• _EXERCISE TASK_
Write every record out again exactly, and keep images out of it.

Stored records
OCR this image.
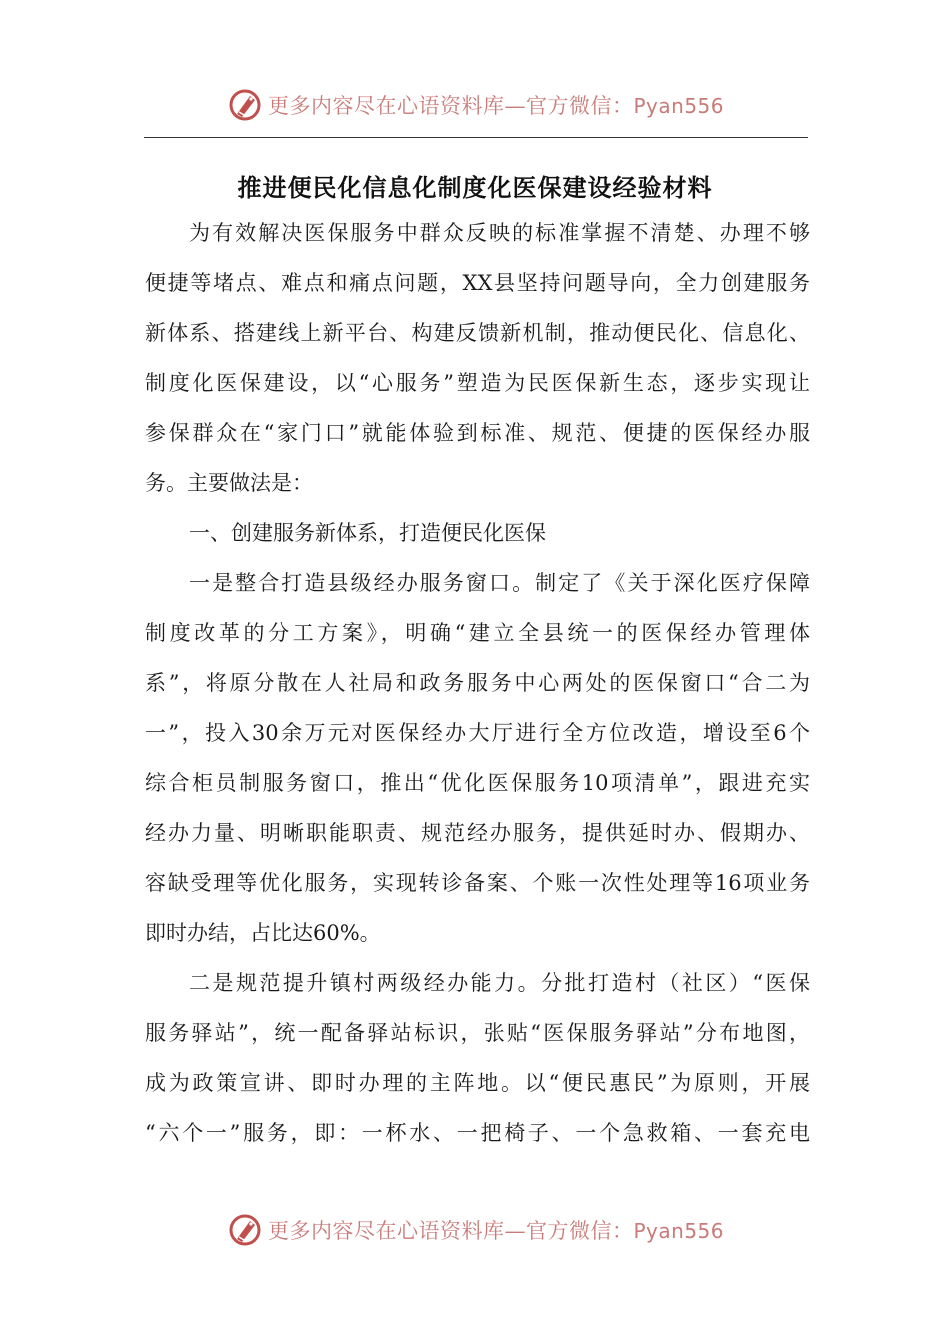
更多内容尽在心语资料库—官方微信：Pyan556
推进便民化信息化制度化医保建设经验材料
为有效解决医保服务中群众反映的标准掌握不清楚、办理不够
便捷等堵点、难点和痛点问题，XX县坚持问题导向，全力创建服务
新体系、搭建线上新平台、构建反馈新机制，推动便民化、信息化、
制度化医保建设，以“心服务”塑造为民医保新生态，逐步实现让
参保群众在“家门口”就能体验到标准、规范、便捷的医保经办服
务。主要做法是：
一、创建服务新体系，打造便民化医保
一是整合打造县级经办服务窗口。制定了《关于深化医疗保障
制度改革的分工方案》，明确“建立全县统一的医保经办管理体
系”，将原分散在人社局和政务服务中心两处的医保窗口“合二为
一”，投入30余万元对医保经办大厅进行全方位改造，增设至6个
综合柜员制服务窗口，推出“优化医保服务10项清单”，跟进充实
经办力量、明晰职能职责、规范经办服务，提供延时办、假期办、
容缺受理等优化服务，实现转诊备案、个账一次性处理等16项业务
即时办结，占比达60%。
二是规范提升镇村两级经办能力。分批打造村（社区）“医保
服务驿站”，统一配备驿站标识，张贴“医保服务驿站”分布地图，
成为政策宣讲、即时办理的主阵地。以“便民惠民”为原则，开展
“六个一”服务，即：一杯水、一把椅子、一个急救箱、一套充电
更多内容尽在心语资料库—官方微信：Pyan556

• _RESPONSE TO THE TASK_
OCR this image.
更多内容尽在心语资料库—官方微信：Pyan556
推进便民化信息化制度化医保建设经验材料
为有效解决医保服务中群众反映的标准掌握不清楚、办理不够
便捷等堵点、难点和痛点问题，XX县坚持问题导向，全力创建服务
新体系、搭建线上新平台、构建反馈新机制，推动便民化、信息化、
制度化医保建设，以“心服务”塑造为民医保新生态，逐步实现让
参保群众在“家门口”就能体验到标准、规范、便捷的医保经办服
务。主要做法是：
一、创建服务新体系，打造便民化医保
一是整合打造县级经办服务窗口。制定了《关于深化医疗保障
制度改革的分工方案》，明确“建立全县统一的医保经办管理体
系”，将原分散在人社局和政务服务中心两处的医保窗口“合二为
一”，投入30余万元对医保经办大厅进行全方位改造，增设至6个
综合柜员制服务窗口，推出“优化医保服务10项清单”，跟进充实
经办力量、明晰职能职责、规范经办服务，提供延时办、假期办、
容缺受理等优化服务，实现转诊备案、个账一次性处理等16项业务
即时办结，占比达60%。
二是规范提升镇村两级经办能力。分批打造村（社区）“医保
服务驿站”，统一配备驿站标识，张贴“医保服务驿站”分布地图，
成为政策宣讲、即时办理的主阵地。以“便民惠民”为原则，开展
“六个一”服务，即：一杯水、一把椅子、一个急救箱、一套充电
更多内容尽在心语资料库—官方微信：Pyan556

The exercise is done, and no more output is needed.